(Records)
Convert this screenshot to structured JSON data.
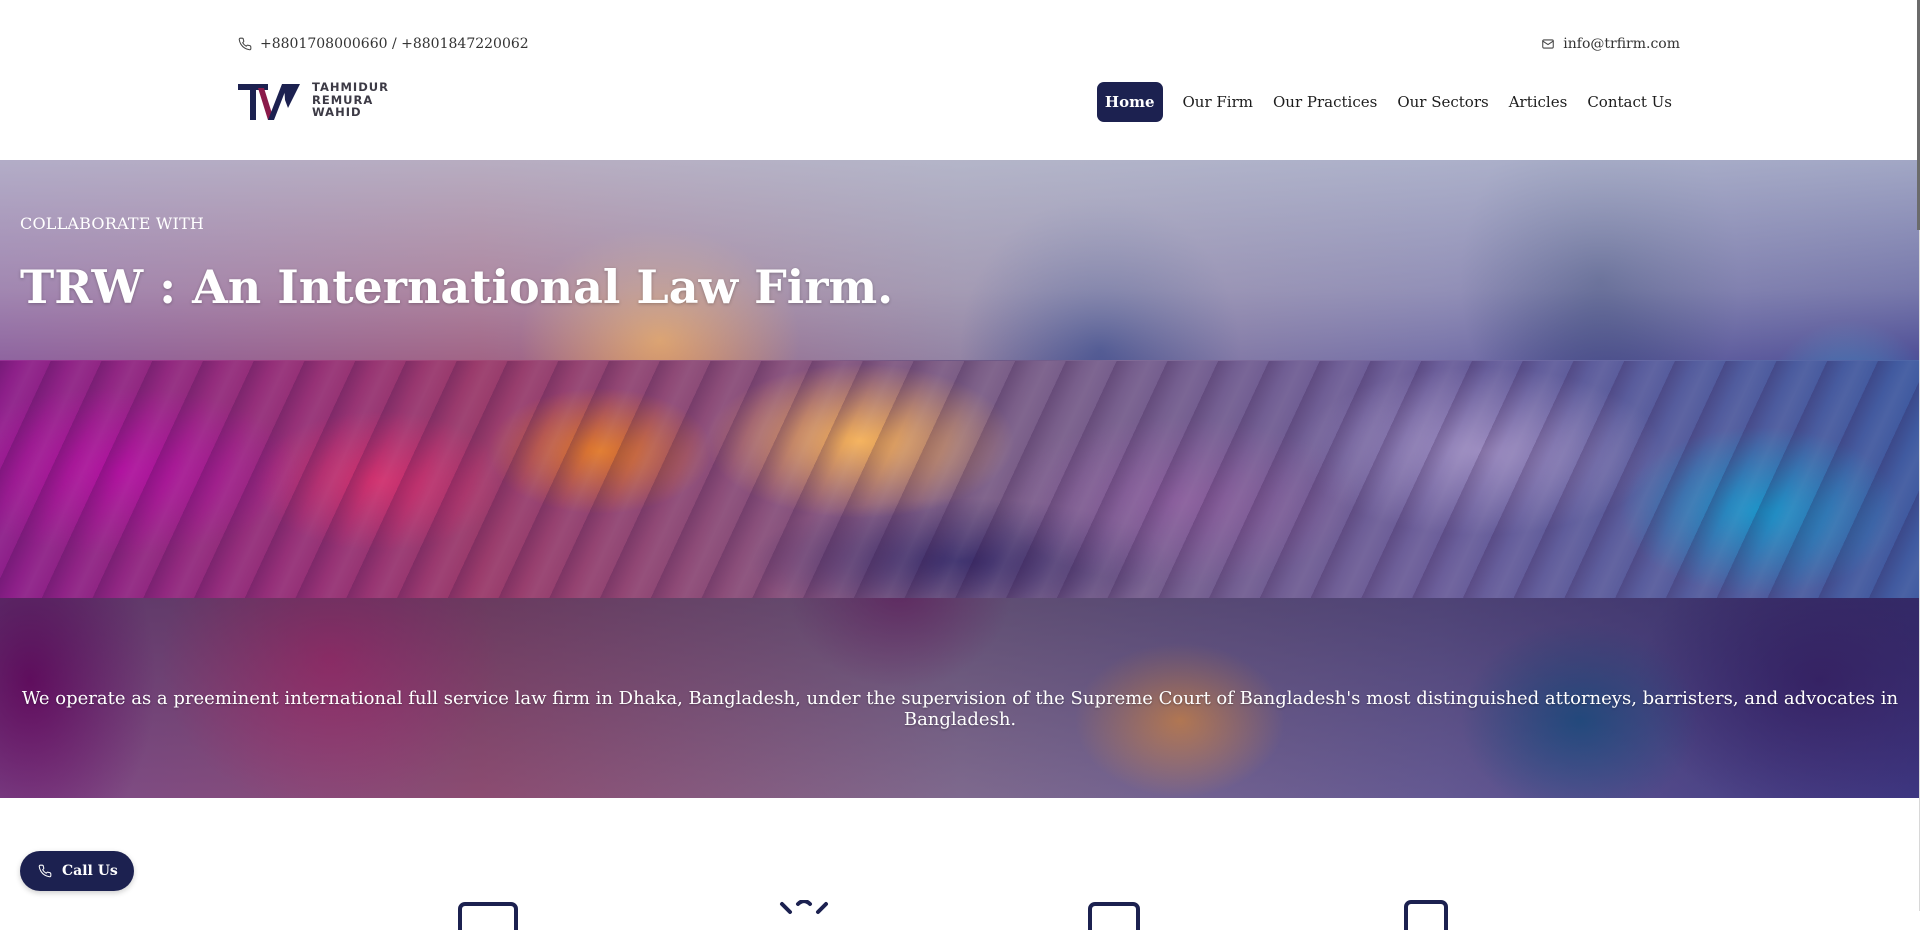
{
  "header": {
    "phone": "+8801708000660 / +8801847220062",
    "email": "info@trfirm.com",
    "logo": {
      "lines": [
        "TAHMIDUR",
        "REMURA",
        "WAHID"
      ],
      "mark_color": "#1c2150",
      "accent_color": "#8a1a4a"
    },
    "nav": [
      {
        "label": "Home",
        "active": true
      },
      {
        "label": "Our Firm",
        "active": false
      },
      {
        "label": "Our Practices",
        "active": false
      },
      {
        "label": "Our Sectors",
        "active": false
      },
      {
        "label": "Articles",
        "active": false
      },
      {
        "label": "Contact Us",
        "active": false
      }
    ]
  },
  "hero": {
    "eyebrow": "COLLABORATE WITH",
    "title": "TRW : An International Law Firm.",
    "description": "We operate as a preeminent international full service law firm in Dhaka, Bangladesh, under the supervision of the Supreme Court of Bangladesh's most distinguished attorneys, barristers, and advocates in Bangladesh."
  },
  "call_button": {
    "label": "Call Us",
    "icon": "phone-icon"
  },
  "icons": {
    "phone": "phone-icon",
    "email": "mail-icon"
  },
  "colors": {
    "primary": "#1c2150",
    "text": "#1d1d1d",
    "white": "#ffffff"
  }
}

#### SET EXERCISE
Tally the lines in the listing that hold "label" and report the number alone.

#### THE REPLY
7